** Begin **

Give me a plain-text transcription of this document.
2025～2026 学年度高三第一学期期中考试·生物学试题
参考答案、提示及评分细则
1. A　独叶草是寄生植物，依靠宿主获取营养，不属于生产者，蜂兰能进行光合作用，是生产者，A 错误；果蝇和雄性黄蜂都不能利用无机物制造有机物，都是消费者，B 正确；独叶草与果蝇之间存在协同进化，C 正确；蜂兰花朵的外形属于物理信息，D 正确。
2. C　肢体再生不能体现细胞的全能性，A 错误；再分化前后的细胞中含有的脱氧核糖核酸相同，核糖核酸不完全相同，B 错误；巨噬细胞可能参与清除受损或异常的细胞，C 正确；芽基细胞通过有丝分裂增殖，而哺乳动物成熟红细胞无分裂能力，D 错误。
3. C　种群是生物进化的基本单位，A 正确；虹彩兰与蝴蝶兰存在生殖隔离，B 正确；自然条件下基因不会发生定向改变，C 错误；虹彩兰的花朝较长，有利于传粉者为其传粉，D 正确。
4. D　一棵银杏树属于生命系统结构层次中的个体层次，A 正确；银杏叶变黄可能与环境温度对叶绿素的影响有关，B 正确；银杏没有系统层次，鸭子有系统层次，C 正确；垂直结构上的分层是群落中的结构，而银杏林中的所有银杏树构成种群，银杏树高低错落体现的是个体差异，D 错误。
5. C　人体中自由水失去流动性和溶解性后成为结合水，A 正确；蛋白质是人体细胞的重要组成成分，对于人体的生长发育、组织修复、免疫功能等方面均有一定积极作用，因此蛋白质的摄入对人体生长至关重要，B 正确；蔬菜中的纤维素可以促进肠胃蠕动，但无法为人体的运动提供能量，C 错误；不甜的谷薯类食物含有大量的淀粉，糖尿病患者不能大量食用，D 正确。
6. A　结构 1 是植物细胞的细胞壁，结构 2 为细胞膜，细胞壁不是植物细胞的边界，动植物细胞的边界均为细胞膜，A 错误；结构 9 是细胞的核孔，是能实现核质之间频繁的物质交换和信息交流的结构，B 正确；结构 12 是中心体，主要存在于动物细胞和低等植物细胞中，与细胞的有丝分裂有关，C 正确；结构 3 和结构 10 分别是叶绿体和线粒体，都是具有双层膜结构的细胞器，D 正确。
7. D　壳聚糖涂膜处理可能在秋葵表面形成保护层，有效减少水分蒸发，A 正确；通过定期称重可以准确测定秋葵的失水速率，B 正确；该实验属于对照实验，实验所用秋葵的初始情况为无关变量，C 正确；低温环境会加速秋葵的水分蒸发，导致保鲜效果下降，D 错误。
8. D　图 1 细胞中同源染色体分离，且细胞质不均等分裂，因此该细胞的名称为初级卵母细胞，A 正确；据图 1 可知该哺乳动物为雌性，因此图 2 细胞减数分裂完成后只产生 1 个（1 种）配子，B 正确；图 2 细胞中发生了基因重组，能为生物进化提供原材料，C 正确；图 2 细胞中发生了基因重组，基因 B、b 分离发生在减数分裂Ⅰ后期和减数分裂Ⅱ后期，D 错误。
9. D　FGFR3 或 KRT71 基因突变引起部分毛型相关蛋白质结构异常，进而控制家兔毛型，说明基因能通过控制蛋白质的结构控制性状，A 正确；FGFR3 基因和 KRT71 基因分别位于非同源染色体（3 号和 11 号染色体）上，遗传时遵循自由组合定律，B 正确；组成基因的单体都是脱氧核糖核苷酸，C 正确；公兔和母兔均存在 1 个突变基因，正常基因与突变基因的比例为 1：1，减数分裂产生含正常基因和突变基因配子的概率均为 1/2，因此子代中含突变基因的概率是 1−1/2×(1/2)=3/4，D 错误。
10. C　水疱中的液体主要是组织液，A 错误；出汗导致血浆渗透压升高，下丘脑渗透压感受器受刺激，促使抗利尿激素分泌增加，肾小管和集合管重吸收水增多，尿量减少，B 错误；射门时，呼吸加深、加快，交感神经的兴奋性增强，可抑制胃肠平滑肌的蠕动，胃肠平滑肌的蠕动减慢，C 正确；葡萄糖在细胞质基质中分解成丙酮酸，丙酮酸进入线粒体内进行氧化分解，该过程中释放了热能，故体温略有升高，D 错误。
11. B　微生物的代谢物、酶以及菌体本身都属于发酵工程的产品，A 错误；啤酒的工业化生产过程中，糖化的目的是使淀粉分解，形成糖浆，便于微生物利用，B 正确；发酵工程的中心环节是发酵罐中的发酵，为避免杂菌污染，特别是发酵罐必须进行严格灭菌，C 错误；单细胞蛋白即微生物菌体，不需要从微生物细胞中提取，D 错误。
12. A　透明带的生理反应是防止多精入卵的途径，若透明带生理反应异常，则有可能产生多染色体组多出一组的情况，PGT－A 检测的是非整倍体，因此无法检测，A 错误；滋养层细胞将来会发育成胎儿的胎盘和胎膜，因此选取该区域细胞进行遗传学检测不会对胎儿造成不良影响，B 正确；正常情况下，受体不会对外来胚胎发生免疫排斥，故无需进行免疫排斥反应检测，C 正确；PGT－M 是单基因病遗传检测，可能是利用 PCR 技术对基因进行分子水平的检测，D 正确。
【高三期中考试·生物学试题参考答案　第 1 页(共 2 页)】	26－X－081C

** End **

## Written exercise
Reproduce the complete data exactly as presented above.

## Full response
Give me a plain-text transcription of this document.
2025～2026 学年度高三第一学期期中考试·生物学试题
参考答案、提示及评分细则
1. A　独叶草是寄生植物，依靠宿主获取营养，不属于生产者，蜂兰能进行光合作用，是生产者，A 错误；果蝇和雄性黄蜂都不能利用无机物制造有机物，都是消费者，B 正确；独叶草与果蝇之间存在协同进化，C 正确；蜂兰花朵的外形属于物理信息，D 正确。
2. C　肢体再生不能体现细胞的全能性，A 错误；再分化前后的细胞中含有的脱氧核糖核酸相同，核糖核酸不完全相同，B 错误；巨噬细胞可能参与清除受损或异常的细胞，C 正确；芽基细胞通过有丝分裂增殖，而哺乳动物成熟红细胞无分裂能力，D 错误。
3. C　种群是生物进化的基本单位，A 正确；虹彩兰与蝴蝶兰存在生殖隔离，B 正确；自然条件下基因不会发生定向改变，C 错误；虹彩兰的花朝较长，有利于传粉者为其传粉，D 正确。
4. D　一棵银杏树属于生命系统结构层次中的个体层次，A 正确；银杏叶变黄可能与环境温度对叶绿素的影响有关，B 正确；银杏没有系统层次，鸭子有系统层次，C 正确；垂直结构上的分层是群落中的结构，而银杏林中的所有银杏树构成种群，银杏树高低错落体现的是个体差异，D 错误。
5. C　人体中自由水失去流动性和溶解性后成为结合水，A 正确；蛋白质是人体细胞的重要组成成分，对于人体的生长发育、组织修复、免疫功能等方面均有一定积极作用，因此蛋白质的摄入对人体生长至关重要，B 正确；蔬菜中的纤维素可以促进肠胃蠕动，但无法为人体的运动提供能量，C 错误；不甜的谷薯类食物含有大量的淀粉，糖尿病患者不能大量食用，D 正确。
6. A　结构 1 是植物细胞的细胞壁，结构 2 为细胞膜，细胞壁不是植物细胞的边界，动植物细胞的边界均为细胞膜，A 错误；结构 9 是细胞的核孔，是能实现核质之间频繁的物质交换和信息交流的结构，B 正确；结构 12 是中心体，主要存在于动物细胞和低等植物细胞中，与细胞的有丝分裂有关，C 正确；结构 3 和结构 10 分别是叶绿体和线粒体，都是具有双层膜结构的细胞器，D 正确。
7. D　壳聚糖涂膜处理可能在秋葵表面形成保护层，有效减少水分蒸发，A 正确；通过定期称重可以准确测定秋葵的失水速率，B 正确；该实验属于对照实验，实验所用秋葵的初始情况为无关变量，C 正确；低温环境会加速秋葵的水分蒸发，导致保鲜效果下降，D 错误。
8. D　图 1 细胞中同源染色体分离，且细胞质不均等分裂，因此该细胞的名称为初级卵母细胞，A 正确；据图 1 可知该哺乳动物为雌性，因此图 2 细胞减数分裂完成后只产生 1 个（1 种）配子，B 正确；图 2 细胞中发生了基因重组，能为生物进化提供原材料，C 正确；图 2 细胞中发生了基因重组，基因 B、b 分离发生在减数分裂Ⅰ后期和减数分裂Ⅱ后期，D 错误。
9. D　FGFR3 或 KRT71 基因突变引起部分毛型相关蛋白质结构异常，进而控制家兔毛型，说明基因能通过控制蛋白质的结构控制性状，A 正确；FGFR3 基因和 KRT71 基因分别位于非同源染色体（3 号和 11 号染色体）上，遗传时遵循自由组合定律，B 正确；组成基因的单体都是脱氧核糖核苷酸，C 正确；公兔和母兔均存在 1 个突变基因，正常基因与突变基因的比例为 1：1，减数分裂产生含正常基因和突变基因配子的概率均为 1/2，因此子代中含突变基因的概率是 1−1/2×(1/2)=3/4，D 错误。
10. C　水疱中的液体主要是组织液，A 错误；出汗导致血浆渗透压升高，下丘脑渗透压感受器受刺激，促使抗利尿激素分泌增加，肾小管和集合管重吸收水增多，尿量减少，B 错误；射门时，呼吸加深、加快，交感神经的兴奋性增强，可抑制胃肠平滑肌的蠕动，胃肠平滑肌的蠕动减慢，C 正确；葡萄糖在细胞质基质中分解成丙酮酸，丙酮酸进入线粒体内进行氧化分解，该过程中释放了热能，故体温略有升高，D 错误。
11. B　微生物的代谢物、酶以及菌体本身都属于发酵工程的产品，A 错误；啤酒的工业化生产过程中，糖化的目的是使淀粉分解，形成糖浆，便于微生物利用，B 正确；发酵工程的中心环节是发酵罐中的发酵，为避免杂菌污染，特别是发酵罐必须进行严格灭菌，C 错误；单细胞蛋白即微生物菌体，不需要从微生物细胞中提取，D 错误。
12. A　透明带的生理反应是防止多精入卵的途径，若透明带生理反应异常，则有可能产生多染色体组多出一组的情况，PGT－A 检测的是非整倍体，因此无法检测，A 错误；滋养层细胞将来会发育成胎儿的胎盘和胎膜，因此选取该区域细胞进行遗传学检测不会对胎儿造成不良影响，B 正确；正常情况下，受体不会对外来胚胎发生免疫排斥，故无需进行免疫排斥反应检测，C 正确；PGT－M 是单基因病遗传检测，可能是利用 PCR 技术对基因进行分子水平的检测，D 正确。
【高三期中考试·生物学试题参考答案　第 1 页(共 2 页)】	26－X－081C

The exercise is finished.